Dataset items:
****************************************

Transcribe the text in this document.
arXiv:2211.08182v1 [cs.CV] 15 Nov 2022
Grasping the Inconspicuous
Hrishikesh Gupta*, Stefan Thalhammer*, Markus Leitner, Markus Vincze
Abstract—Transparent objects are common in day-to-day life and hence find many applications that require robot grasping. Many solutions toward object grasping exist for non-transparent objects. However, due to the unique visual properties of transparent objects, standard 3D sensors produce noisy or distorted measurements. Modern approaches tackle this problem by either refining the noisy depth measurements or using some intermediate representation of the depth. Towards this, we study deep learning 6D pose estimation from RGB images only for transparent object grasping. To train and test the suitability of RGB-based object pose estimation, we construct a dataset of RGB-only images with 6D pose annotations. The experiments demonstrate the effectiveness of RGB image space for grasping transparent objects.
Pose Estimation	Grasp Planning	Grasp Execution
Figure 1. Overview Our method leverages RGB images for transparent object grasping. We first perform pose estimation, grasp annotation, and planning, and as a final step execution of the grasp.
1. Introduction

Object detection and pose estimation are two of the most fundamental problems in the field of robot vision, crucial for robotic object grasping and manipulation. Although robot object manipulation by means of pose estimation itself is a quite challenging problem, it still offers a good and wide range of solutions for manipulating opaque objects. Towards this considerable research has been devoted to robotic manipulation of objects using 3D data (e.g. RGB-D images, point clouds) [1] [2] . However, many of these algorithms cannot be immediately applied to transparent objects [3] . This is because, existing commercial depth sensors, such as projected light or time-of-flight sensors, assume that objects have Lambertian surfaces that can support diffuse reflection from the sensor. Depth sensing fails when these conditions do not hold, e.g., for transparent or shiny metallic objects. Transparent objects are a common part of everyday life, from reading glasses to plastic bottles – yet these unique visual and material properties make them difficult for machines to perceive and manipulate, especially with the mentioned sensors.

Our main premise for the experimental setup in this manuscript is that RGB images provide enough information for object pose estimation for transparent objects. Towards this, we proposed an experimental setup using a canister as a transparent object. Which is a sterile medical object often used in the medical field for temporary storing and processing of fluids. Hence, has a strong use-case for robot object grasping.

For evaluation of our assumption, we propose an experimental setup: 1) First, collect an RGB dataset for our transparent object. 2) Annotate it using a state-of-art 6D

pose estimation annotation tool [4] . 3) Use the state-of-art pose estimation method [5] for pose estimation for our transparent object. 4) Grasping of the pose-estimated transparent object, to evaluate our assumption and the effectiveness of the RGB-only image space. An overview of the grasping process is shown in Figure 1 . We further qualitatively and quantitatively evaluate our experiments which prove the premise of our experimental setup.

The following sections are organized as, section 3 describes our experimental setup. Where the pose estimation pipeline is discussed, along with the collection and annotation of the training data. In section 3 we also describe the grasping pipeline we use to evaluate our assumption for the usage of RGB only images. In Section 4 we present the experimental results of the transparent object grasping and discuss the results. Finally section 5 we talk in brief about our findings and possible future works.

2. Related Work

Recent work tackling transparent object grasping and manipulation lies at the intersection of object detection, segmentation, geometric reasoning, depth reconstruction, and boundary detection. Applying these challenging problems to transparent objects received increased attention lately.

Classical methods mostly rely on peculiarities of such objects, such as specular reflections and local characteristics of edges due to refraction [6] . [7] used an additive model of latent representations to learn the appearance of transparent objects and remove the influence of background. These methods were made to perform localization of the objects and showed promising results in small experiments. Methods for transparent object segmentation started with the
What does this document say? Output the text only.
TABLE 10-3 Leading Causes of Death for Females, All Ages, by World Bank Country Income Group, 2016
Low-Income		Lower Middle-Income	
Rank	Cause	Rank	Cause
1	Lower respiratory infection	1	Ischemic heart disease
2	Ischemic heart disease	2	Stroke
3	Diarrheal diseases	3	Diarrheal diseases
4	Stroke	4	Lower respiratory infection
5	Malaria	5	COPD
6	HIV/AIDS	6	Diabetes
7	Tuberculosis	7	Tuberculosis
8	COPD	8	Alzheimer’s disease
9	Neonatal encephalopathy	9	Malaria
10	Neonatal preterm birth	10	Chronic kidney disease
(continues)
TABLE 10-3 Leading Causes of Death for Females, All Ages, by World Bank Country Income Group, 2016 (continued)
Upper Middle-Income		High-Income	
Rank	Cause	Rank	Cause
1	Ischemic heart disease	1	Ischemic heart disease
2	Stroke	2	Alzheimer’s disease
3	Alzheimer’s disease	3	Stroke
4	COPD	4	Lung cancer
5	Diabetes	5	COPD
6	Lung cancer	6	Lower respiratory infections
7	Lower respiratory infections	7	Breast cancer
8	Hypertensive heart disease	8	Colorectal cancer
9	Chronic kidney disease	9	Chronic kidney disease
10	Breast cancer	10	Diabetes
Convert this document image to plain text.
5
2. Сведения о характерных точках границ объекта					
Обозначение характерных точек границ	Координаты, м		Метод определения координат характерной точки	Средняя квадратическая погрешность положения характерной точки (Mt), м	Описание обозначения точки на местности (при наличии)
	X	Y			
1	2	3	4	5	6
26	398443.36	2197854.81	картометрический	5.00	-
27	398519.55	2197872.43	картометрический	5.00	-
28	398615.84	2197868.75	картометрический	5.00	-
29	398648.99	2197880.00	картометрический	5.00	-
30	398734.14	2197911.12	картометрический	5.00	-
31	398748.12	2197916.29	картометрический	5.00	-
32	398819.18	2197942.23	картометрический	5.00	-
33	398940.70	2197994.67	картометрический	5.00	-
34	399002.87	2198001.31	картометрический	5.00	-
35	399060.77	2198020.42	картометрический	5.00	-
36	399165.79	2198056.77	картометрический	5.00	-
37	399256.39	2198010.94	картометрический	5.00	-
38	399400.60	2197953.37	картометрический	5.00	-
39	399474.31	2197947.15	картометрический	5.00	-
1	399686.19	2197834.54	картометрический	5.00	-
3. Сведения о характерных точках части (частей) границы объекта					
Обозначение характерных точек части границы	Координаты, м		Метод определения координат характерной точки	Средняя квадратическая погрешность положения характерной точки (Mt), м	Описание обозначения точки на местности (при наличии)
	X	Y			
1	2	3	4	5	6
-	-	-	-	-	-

****************************************

→ **WRITTEN PROBLEM**
Show the lines of the records that contain the word "Alzheimer".

→ **CORRECT ANSWER**
8	COPD	8	Alzheimer’s disease
2	Stroke	2	Alzheimer’s disease
3	Alzheimer’s disease	3	Stroke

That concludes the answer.